Aim - Compile every line that includes the word "training".

Dataset items -

#####

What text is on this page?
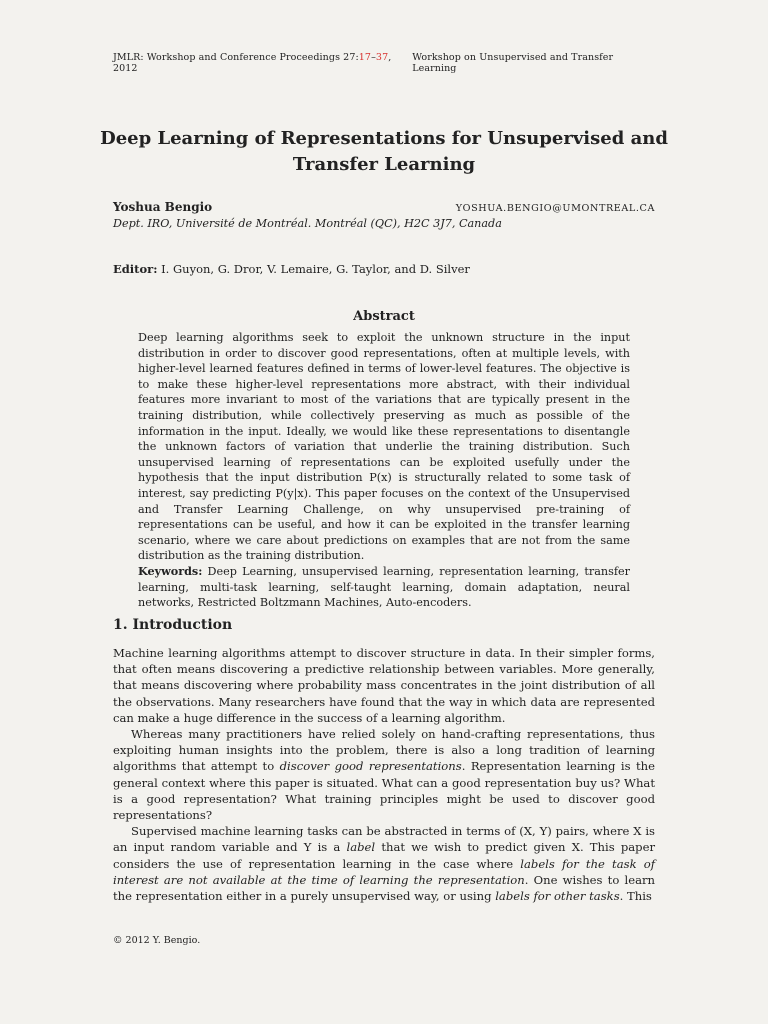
JMLR: Workshop and Conference Proceedings 27:17–37, 2012
Workshop on Unsupervised and Transfer Learning
Deep Learning of Representations for Unsupervised and Transfer Learning
Yoshua Bengio	YOSHUA.BENGIO@UMONTREAL.CA
Dept. IRO, Université de Montréal. Montréal (QC), H2C 3J7, Canada
Editor: I. Guyon, G. Dror, V. Lemaire, G. Taylor, and D. Silver
Abstract

Deep learning algorithms seek to exploit the unknown structure in the input distribution in order to discover good representations, often at multiple levels, with higher-level learned features defined in terms of lower-level features. The objective is to make these higher-level representations more abstract, with their individual features more invariant to most of the variations that are typically present in the training distribution, while collectively preserving as much as possible of the information in the input. Ideally, we would like these representations to disentangle the unknown factors of variation that underlie the training distribution. Such unsupervised learning of representations can be exploited usefully under the hypothesis that the input distribution P(x) is structurally related to some task of interest, say predicting P(y|x). This paper focuses on the context of the Unsupervised and Transfer Learning Challenge, on why unsupervised pre-training of representations can be useful, and how it can be exploited in the transfer learning scenario, where we care about predictions on examples that are not from the same distribution as the training distribution.

Keywords: Deep Learning, unsupervised learning, representation learning, transfer learning, multi-task learning, self-taught learning, domain adaptation, neural networks, Restricted Boltzmann Machines, Auto-encoders.

1. Introduction

Machine learning algorithms attempt to discover structure in data. In their simpler forms, that often means discovering a predictive relationship between variables. More generally, that means discovering where probability mass concentrates in the joint distribution of all the observations. Many researchers have found that the way in which data are represented can make a huge difference in the success of a learning algorithm.

Whereas many practitioners have relied solely on hand-crafting representations, thus exploiting human insights into the problem, there is also a long tradition of learning algorithms that attempt to discover good representations. Representation learning is the general context where this paper is situated. What can a good representation buy us? What is a good representation? What training principles might be used to discover good representations?

Supervised machine learning tasks can be abstracted in terms of (X, Y) pairs, where X is an input random variable and Y is a label that we wish to predict given X. This paper considers the use of representation learning in the case where labels for the task of interest are not available at the time of learning the representation. One wishes to learn the representation either in a purely unsupervised way, or using labels for other tasks. This

© 2012 Y. Bengio.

#####

Written solution -
Deep learning algorithms seek to exploit the unknown structure in the input distribution in order to discover good representations, often at multiple levels, with higher-level learned features defined in terms of lower-level features. The objective is to make these higher-level representations more abstract, with their individual features more invariant to most of the variations that are typically present in the training distribution, while collectively preserving as much as possible of the information in the input. Ideally, we would like these representations to disentangle the unknown factors of variation that underlie the training distribution. Such unsupervised learning of representations can be exploited usefully under the hypothesis that the input distribution P(x) is structurally related to some task of interest, say predicting P(y|x). This paper focuses on the context of the Unsupervised and Transfer Learning Challenge, on why unsupervised pre-training of representations can be useful, and how it can be exploited in the transfer learning scenario, where we care about predictions on examples that are not from the same distribution as the training distribution.
Whereas many practitioners have relied solely on hand-crafting representations, thus exploiting human insights into the problem, there is also a long tradition of learning algorithms that attempt to discover good representations. Representation learning is the general context where this paper is situated. What can a good representation buy us? What is a good representation? What training principles might be used to discover good representations?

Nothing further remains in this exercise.